-- Start Raw records --
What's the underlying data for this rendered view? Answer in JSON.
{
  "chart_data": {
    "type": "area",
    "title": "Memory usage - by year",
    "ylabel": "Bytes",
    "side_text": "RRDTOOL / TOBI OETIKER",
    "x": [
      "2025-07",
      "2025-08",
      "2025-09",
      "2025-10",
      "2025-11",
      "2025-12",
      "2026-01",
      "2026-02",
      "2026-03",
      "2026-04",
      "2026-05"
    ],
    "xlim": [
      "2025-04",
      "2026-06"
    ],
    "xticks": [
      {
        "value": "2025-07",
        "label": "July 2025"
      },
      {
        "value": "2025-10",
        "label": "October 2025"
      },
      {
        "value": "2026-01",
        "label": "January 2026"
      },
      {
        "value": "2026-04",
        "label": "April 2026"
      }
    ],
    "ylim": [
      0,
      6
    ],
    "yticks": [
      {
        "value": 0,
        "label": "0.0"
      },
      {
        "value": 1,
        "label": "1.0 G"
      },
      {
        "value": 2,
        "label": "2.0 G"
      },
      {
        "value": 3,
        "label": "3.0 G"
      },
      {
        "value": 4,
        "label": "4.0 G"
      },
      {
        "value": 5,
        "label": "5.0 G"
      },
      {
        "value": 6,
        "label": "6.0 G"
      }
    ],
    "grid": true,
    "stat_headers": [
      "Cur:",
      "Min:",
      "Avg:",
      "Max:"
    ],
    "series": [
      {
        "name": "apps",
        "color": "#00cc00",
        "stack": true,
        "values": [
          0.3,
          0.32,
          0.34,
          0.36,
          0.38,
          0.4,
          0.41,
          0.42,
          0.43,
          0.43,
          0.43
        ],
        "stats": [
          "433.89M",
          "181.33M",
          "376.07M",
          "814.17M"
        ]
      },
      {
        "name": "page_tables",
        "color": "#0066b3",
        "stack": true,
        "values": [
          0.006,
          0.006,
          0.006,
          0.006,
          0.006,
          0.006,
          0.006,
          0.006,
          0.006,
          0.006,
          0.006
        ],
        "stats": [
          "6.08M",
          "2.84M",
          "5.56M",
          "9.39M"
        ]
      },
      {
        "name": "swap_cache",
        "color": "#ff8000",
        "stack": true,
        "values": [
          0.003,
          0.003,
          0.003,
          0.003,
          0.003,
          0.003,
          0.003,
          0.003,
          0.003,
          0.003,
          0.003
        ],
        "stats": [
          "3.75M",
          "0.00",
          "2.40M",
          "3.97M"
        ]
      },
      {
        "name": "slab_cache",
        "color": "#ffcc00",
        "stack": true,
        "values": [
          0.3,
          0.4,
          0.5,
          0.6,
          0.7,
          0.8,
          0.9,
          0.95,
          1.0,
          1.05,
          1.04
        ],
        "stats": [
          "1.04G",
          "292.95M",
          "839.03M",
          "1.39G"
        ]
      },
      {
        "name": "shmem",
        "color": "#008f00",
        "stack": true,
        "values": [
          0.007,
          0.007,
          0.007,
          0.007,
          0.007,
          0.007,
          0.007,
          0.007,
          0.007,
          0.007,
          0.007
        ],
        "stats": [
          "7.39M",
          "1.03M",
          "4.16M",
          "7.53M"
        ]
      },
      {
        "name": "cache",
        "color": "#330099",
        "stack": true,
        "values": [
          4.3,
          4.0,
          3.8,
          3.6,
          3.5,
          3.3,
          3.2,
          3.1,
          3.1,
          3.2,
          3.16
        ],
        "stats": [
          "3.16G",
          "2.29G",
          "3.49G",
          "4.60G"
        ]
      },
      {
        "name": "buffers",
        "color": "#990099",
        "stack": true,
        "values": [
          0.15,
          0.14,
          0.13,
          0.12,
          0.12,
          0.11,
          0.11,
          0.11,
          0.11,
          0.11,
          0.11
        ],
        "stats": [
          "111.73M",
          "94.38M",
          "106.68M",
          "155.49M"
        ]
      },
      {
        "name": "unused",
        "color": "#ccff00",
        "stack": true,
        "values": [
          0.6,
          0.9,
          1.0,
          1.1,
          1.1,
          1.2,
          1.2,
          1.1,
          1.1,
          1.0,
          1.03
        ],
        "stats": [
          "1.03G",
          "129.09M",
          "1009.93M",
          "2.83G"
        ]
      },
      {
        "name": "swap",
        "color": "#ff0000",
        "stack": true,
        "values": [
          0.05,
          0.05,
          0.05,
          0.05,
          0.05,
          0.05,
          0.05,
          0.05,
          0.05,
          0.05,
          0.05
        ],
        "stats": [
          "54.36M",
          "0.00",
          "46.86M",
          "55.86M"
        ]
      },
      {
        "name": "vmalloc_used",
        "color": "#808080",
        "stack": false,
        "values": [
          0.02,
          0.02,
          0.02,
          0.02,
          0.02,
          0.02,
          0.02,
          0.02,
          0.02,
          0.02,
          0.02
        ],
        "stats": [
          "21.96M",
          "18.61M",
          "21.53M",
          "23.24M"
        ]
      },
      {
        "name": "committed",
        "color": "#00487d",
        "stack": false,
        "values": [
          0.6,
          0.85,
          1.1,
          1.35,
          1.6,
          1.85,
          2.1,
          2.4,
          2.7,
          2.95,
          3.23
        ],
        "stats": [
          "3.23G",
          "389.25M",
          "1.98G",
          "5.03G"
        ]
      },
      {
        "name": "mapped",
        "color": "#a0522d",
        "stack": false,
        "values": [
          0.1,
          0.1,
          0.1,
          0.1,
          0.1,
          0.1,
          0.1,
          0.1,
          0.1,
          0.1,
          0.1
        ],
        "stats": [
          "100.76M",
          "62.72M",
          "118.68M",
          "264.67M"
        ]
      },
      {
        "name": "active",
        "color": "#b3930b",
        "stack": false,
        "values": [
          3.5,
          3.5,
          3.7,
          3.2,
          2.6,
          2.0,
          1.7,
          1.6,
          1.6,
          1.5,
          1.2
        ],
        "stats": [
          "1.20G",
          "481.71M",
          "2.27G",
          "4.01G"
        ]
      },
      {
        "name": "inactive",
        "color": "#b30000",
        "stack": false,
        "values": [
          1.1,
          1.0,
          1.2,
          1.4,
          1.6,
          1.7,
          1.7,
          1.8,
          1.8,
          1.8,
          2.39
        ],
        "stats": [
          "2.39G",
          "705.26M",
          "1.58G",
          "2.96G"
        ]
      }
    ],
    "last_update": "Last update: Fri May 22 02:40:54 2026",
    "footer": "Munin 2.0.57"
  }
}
-- End Raw records --
The records above are to be repeated exactly, in their entirety.

> **Correct answer**:
What's the underlying data for this rendered view? Answer in JSON.
{
  "chart_data": {
    "type": "area",
    "title": "Memory usage - by year",
    "ylabel": "Bytes",
    "side_text": "RRDTOOL / TOBI OETIKER",
    "x": [
      "2025-07",
      "2025-08",
      "2025-09",
      "2025-10",
      "2025-11",
      "2025-12",
      "2026-01",
      "2026-02",
      "2026-03",
      "2026-04",
      "2026-05"
    ],
    "xlim": [
      "2025-04",
      "2026-06"
    ],
    "xticks": [
      {
        "value": "2025-07",
        "label": "July 2025"
      },
      {
        "value": "2025-10",
        "label": "October 2025"
      },
      {
        "value": "2026-01",
        "label": "January 2026"
      },
      {
        "value": "2026-04",
        "label": "April 2026"
      }
    ],
    "ylim": [
      0,
      6
    ],
    "yticks": [
      {
        "value": 0,
        "label": "0.0"
      },
      {
        "value": 1,
        "label": "1.0 G"
      },
      {
        "value": 2,
        "label": "2.0 G"
      },
      {
        "value": 3,
        "label": "3.0 G"
      },
      {
        "value": 4,
        "label": "4.0 G"
      },
      {
        "value": 5,
        "label": "5.0 G"
      },
      {
        "value": 6,
        "label": "6.0 G"
      }
    ],
    "grid": true,
    "stat_headers": [
      "Cur:",
      "Min:",
      "Avg:",
      "Max:"
    ],
    "series": [
      {
        "name": "apps",
        "color": "#00cc00",
        "stack": true,
        "values": [
          0.3,
          0.32,
          0.34,
          0.36,
          0.38,
          0.4,
          0.41,
          0.42,
          0.43,
          0.43,
          0.43
        ],
        "stats": [
          "433.89M",
          "181.33M",
          "376.07M",
          "814.17M"
        ]
      },
      {
        "name": "page_tables",
        "color": "#0066b3",
        "stack": true,
        "values": [
          0.006,
          0.006,
          0.006,
          0.006,
          0.006,
          0.006,
          0.006,
          0.006,
          0.006,
          0.006,
          0.006
        ],
        "stats": [
          "6.08M",
          "2.84M",
          "5.56M",
          "9.39M"
        ]
      },
      {
        "name": "swap_cache",
        "color": "#ff8000",
        "stack": true,
        "values": [
          0.003,
          0.003,
          0.003,
          0.003,
          0.003,
          0.003,
          0.003,
          0.003,
          0.003,
          0.003,
          0.003
        ],
        "stats": [
          "3.75M",
          "0.00",
          "2.40M",
          "3.97M"
        ]
      },
      {
        "name": "slab_cache",
        "color": "#ffcc00",
        "stack": true,
        "values": [
          0.3,
          0.4,
          0.5,
          0.6,
          0.7,
          0.8,
          0.9,
          0.95,
          1.0,
          1.05,
          1.04
        ],
        "stats": [
          "1.04G",
          "292.95M",
          "839.03M",
          "1.39G"
        ]
      },
      {
        "name": "shmem",
        "color": "#008f00",
        "stack": true,
        "values": [
          0.007,
          0.007,
          0.007,
          0.007,
          0.007,
          0.007,
          0.007,
          0.007,
          0.007,
          0.007,
          0.007
        ],
        "stats": [
          "7.39M",
          "1.03M",
          "4.16M",
          "7.53M"
        ]
      },
      {
        "name": "cache",
        "color": "#330099",
        "stack": true,
        "values": [
          4.3,
          4.0,
          3.8,
          3.6,
          3.5,
          3.3,
          3.2,
          3.1,
          3.1,
          3.2,
          3.16
        ],
        "stats": [
          "3.16G",
          "2.29G",
          "3.49G",
          "4.60G"
        ]
      },
      {
        "name": "buffers",
        "color": "#990099",
        "stack": true,
        "values": [
          0.15,
          0.14,
          0.13,
          0.12,
          0.12,
          0.11,
          0.11,
          0.11,
          0.11,
          0.11,
          0.11
        ],
        "stats": [
          "111.73M",
          "94.38M",
          "106.68M",
          "155.49M"
        ]
      },
      {
        "name": "unused",
        "color": "#ccff00",
        "stack": true,
        "values": [
          0.6,
          0.9,
          1.0,
          1.1,
          1.1,
          1.2,
          1.2,
          1.1,
          1.1,
          1.0,
          1.03
        ],
        "stats": [
          "1.03G",
          "129.09M",
          "1009.93M",
          "2.83G"
        ]
      },
      {
        "name": "swap",
        "color": "#ff0000",
        "stack": true,
        "values": [
          0.05,
          0.05,
          0.05,
          0.05,
          0.05,
          0.05,
          0.05,
          0.05,
          0.05,
          0.05,
          0.05
        ],
        "stats": [
          "54.36M",
          "0.00",
          "46.86M",
          "55.86M"
        ]
      },
      {
        "name": "vmalloc_used",
        "color": "#808080",
        "stack": false,
        "values": [
          0.02,
          0.02,
          0.02,
          0.02,
          0.02,
          0.02,
          0.02,
          0.02,
          0.02,
          0.02,
          0.02
        ],
        "stats": [
          "21.96M",
          "18.61M",
          "21.53M",
          "23.24M"
        ]
      },
      {
        "name": "committed",
        "color": "#00487d",
        "stack": false,
        "values": [
          0.6,
          0.85,
          1.1,
          1.35,
          1.6,
          1.85,
          2.1,
          2.4,
          2.7,
          2.95,
          3.23
        ],
        "stats": [
          "3.23G",
          "389.25M",
          "1.98G",
          "5.03G"
        ]
      },
      {
        "name": "mapped",
        "color": "#a0522d",
        "stack": false,
        "values": [
          0.1,
          0.1,
          0.1,
          0.1,
          0.1,
          0.1,
          0.1,
          0.1,
          0.1,
          0.1,
          0.1
        ],
        "stats": [
          "100.76M",
          "62.72M",
          "118.68M",
          "264.67M"
        ]
      },
      {
        "name": "active",
        "color": "#b3930b",
        "stack": false,
        "values": [
          3.5,
          3.5,
          3.7,
          3.2,
          2.6,
          2.0,
          1.7,
          1.6,
          1.6,
          1.5,
          1.2
        ],
        "stats": [
          "1.20G",
          "481.71M",
          "2.27G",
          "4.01G"
        ]
      },
      {
        "name": "inactive",
        "color": "#b30000",
        "stack": false,
        "values": [
          1.1,
          1.0,
          1.2,
          1.4,
          1.6,
          1.7,
          1.7,
          1.8,
          1.8,
          1.8,
          2.39
        ],
        "stats": [
          "2.39G",
          "705.26M",
          "1.58G",
          "2.96G"
        ]
      }
    ],
    "last_update": "Last update: Fri May 22 02:40:54 2026",
    "footer": "Munin 2.0.57"
  }
}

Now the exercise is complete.